── Material to process

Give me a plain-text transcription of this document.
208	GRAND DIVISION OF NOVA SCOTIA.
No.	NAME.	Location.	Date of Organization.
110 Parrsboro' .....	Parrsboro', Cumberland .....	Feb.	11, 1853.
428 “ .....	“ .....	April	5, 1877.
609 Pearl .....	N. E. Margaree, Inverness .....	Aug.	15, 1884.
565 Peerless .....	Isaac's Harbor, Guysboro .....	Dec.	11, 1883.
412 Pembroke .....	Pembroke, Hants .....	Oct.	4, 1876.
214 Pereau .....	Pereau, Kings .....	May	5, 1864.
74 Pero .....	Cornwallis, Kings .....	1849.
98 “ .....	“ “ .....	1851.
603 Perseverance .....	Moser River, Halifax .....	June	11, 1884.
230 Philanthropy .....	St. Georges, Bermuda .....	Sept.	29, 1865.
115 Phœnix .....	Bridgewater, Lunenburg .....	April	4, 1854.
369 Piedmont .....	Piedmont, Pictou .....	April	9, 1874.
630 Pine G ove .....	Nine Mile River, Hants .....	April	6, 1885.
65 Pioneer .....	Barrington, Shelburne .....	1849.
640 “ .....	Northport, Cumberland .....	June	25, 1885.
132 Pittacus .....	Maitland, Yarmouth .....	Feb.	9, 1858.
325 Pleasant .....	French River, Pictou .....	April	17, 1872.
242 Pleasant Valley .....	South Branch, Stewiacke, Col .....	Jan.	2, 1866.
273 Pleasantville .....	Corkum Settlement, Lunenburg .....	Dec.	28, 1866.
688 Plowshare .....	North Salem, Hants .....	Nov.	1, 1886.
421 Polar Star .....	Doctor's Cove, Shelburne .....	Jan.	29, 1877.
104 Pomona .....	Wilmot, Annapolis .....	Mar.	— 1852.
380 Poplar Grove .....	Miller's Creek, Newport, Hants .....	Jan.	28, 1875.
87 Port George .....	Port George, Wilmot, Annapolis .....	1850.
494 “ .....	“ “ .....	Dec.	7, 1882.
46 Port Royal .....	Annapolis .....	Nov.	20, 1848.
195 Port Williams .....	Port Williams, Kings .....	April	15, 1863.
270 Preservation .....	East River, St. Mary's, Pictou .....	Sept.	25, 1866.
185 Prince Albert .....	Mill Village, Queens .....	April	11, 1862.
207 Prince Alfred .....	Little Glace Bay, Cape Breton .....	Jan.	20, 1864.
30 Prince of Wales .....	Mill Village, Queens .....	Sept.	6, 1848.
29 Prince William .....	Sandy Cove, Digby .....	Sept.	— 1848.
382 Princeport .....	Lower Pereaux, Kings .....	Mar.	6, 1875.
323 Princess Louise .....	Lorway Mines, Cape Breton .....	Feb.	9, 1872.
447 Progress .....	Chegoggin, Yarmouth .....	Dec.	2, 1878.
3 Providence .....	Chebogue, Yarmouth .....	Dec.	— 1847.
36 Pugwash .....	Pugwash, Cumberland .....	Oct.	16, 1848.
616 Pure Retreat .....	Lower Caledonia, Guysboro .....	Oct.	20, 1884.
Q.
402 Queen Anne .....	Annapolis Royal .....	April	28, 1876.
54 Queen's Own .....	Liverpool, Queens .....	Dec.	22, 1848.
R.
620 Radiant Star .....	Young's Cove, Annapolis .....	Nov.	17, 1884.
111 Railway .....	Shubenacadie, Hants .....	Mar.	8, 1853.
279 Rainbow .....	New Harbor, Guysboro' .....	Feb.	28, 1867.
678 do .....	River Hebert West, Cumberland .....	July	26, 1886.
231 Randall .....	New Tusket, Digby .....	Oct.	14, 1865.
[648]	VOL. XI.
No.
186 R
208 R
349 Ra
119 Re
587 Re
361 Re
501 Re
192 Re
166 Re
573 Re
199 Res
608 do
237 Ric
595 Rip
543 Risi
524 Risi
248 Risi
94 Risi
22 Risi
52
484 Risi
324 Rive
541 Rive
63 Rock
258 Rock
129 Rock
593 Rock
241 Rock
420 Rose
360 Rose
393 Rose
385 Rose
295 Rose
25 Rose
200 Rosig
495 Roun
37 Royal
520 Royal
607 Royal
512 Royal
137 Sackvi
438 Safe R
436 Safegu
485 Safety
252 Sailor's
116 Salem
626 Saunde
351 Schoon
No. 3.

────

Among the records above, find each line holding the string "Star" and pull it out.

**Response:**
421 Polar Star .....	Doctor's Cove, Shelburne .....	Jan.	29, 1877.
620 Radiant Star .....	Young's Cove, Annapolis .....	Nov.	17, 1884.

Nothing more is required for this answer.